>> begin
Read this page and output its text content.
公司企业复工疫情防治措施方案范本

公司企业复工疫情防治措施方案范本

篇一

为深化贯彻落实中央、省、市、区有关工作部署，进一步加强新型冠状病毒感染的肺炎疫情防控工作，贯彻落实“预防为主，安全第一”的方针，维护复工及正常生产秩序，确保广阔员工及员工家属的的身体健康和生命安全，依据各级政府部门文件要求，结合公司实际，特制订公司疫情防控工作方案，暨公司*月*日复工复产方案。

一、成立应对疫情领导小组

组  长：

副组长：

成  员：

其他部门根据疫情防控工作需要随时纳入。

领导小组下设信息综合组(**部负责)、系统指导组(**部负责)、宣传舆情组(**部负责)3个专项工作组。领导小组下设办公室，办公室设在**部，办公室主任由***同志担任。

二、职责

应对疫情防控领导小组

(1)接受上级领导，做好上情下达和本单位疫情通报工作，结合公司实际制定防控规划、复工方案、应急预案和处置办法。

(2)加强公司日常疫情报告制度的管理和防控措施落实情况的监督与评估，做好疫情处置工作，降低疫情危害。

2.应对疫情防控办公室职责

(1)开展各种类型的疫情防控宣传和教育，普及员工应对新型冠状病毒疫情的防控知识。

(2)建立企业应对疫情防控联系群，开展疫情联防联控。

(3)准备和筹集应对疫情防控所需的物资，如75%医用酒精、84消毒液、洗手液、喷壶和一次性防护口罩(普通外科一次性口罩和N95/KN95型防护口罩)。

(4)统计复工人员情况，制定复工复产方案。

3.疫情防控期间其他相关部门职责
>> end
*WORK REQUIRED*
Reproduce the material above exactly; please quote every line of it.

*COMPLETE ANSWER*
Read this page and output its text content.
公司企业复工疫情防治措施方案范本

公司企业复工疫情防治措施方案范本

篇一

为深化贯彻落实中央、省、市、区有关工作部署，进一步加强新型冠状病毒感染的肺炎疫情防控工作，贯彻落实“预防为主，安全第一”的方针，维护复工及正常生产秩序，确保广阔员工及员工家属的的身体健康和生命安全，依据各级政府部门文件要求，结合公司实际，特制订公司疫情防控工作方案，暨公司*月*日复工复产方案。

一、成立应对疫情领导小组

组  长：

副组长：

成  员：

其他部门根据疫情防控工作需要随时纳入。

领导小组下设信息综合组(**部负责)、系统指导组(**部负责)、宣传舆情组(**部负责)3个专项工作组。领导小组下设办公室，办公室设在**部，办公室主任由***同志担任。

二、职责

应对疫情防控领导小组

(1)接受上级领导，做好上情下达和本单位疫情通报工作，结合公司实际制定防控规划、复工方案、应急预案和处置办法。

(2)加强公司日常疫情报告制度的管理和防控措施落实情况的监督与评估，做好疫情处置工作，降低疫情危害。

2.应对疫情防控办公室职责

(1)开展各种类型的疫情防控宣传和教育，普及员工应对新型冠状病毒疫情的防控知识。

(2)建立企业应对疫情防控联系群，开展疫情联防联控。

(3)准备和筹集应对疫情防控所需的物资，如75%医用酒精、84消毒液、洗手液、喷壶和一次性防护口罩(普通外科一次性口罩和N95/KN95型防护口罩)。

(4)统计复工人员情况，制定复工复产方案。

3.疫情防控期间其他相关部门职责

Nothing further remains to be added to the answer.